Each entry below must be repeated exactly, with pictures left out.

[Task material start]

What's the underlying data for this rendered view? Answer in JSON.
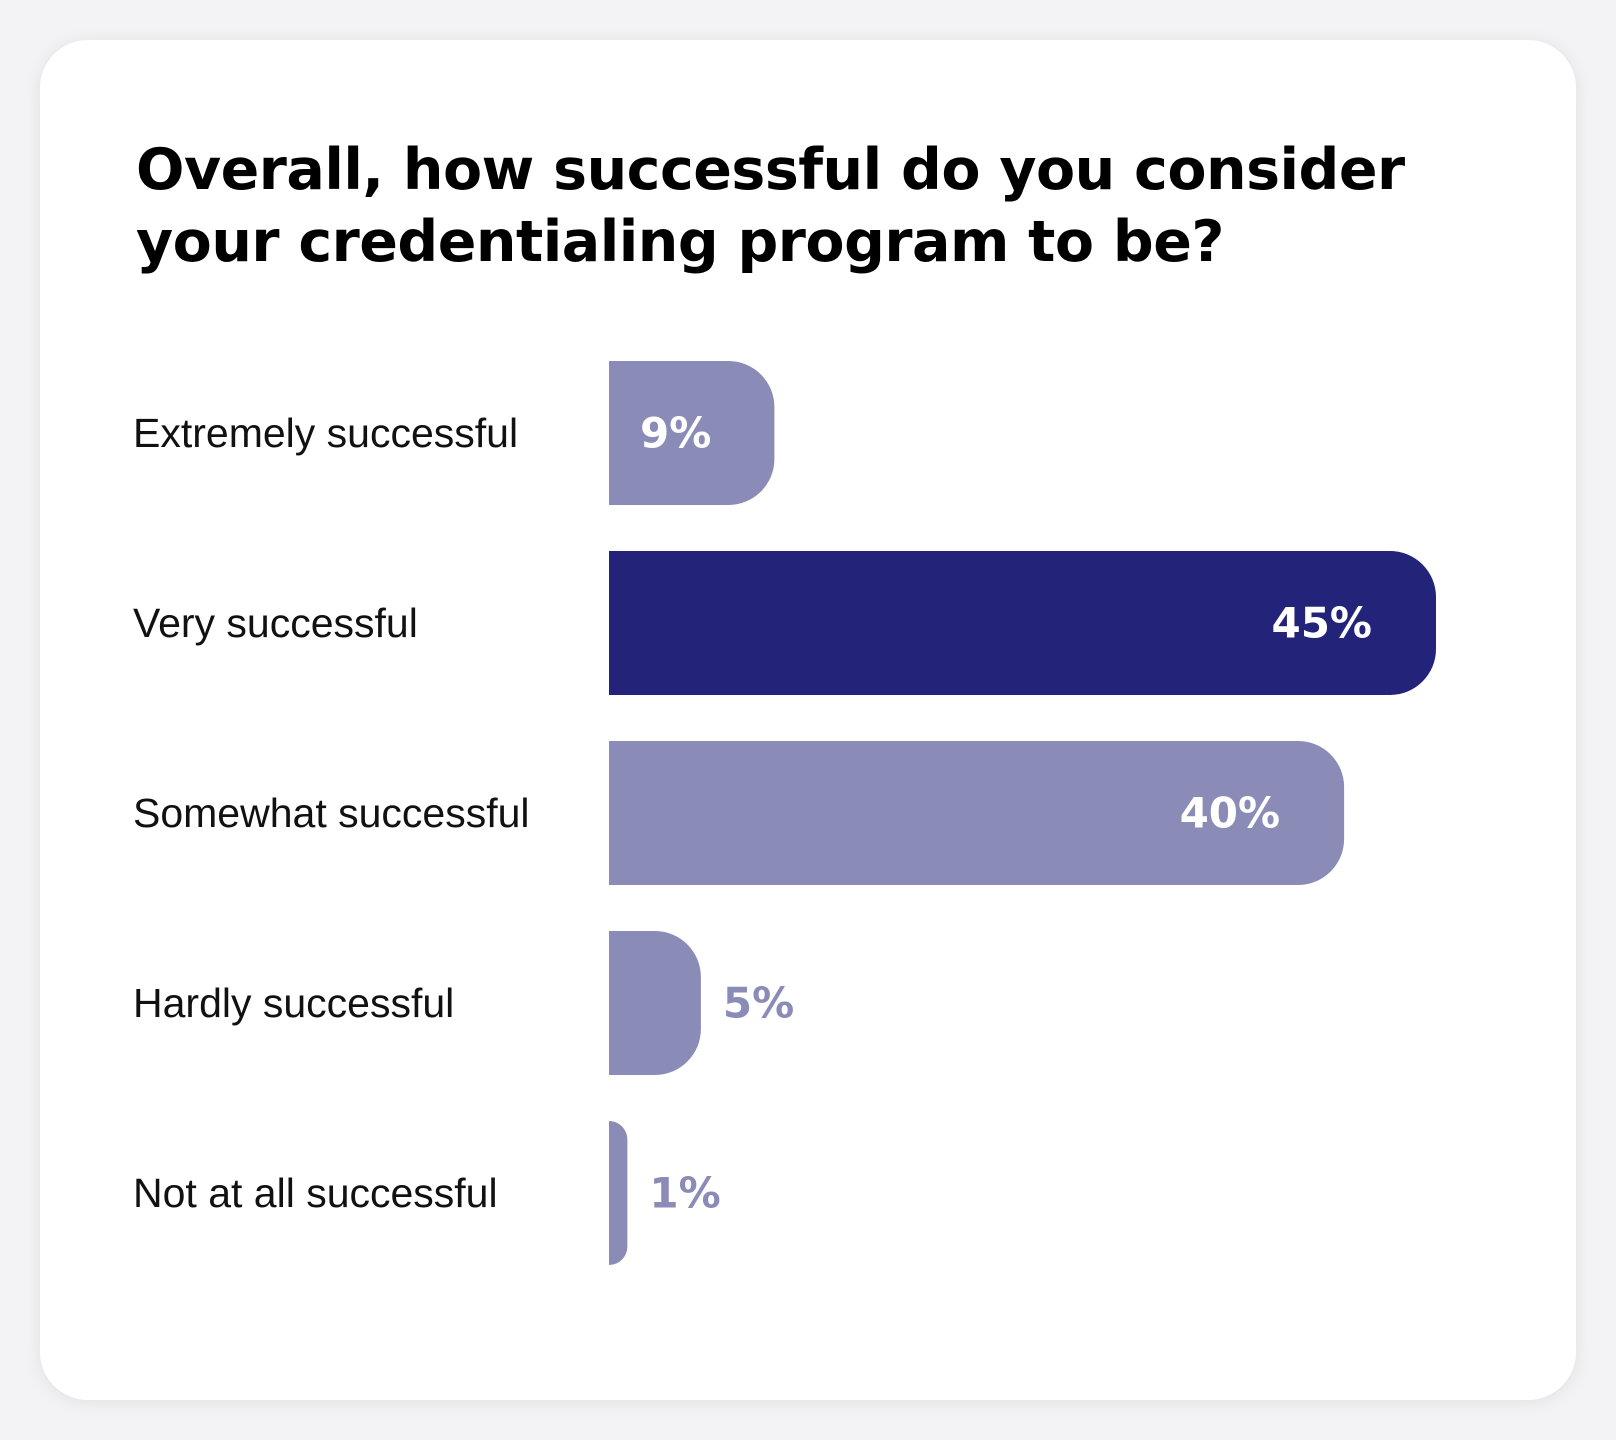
{
  "chart_data": {
    "type": "bar",
    "orientation": "horizontal",
    "title": "Overall, how successful do you consider your credentialing program to be?",
    "categories": [
      "Extremely successful",
      "Very successful",
      "Somewhat successful",
      "Hardly successful",
      "Not at all successful"
    ],
    "values": [
      9,
      45,
      40,
      5,
      1
    ],
    "value_labels": [
      "9%",
      "45%",
      "40%",
      "5%",
      "1%"
    ],
    "unit": "%",
    "xlim": [
      0,
      45
    ],
    "grid": false,
    "legend": "none",
    "highlight_index": 1,
    "colors": {
      "default_bar": "#8a8bb7",
      "highlight_bar": "#23237a",
      "label_on_bar": "#ffffff",
      "label_outside_bar": "#8a8bb7",
      "category_text": "#111111"
    }
  }
}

[Task material end]

Problem solution →
What's the underlying data for this rendered view? Answer in JSON.
{
  "chart_data": {
    "type": "bar",
    "orientation": "horizontal",
    "title": "Overall, how successful do you consider your credentialing program to be?",
    "categories": [
      "Extremely successful",
      "Very successful",
      "Somewhat successful",
      "Hardly successful",
      "Not at all successful"
    ],
    "values": [
      9,
      45,
      40,
      5,
      1
    ],
    "value_labels": [
      "9%",
      "45%",
      "40%",
      "5%",
      "1%"
    ],
    "unit": "%",
    "xlim": [
      0,
      45
    ],
    "grid": false,
    "legend": "none",
    "highlight_index": 1,
    "colors": {
      "default_bar": "#8a8bb7",
      "highlight_bar": "#23237a",
      "label_on_bar": "#ffffff",
      "label_outside_bar": "#8a8bb7",
      "category_text": "#111111"
    }
  }
}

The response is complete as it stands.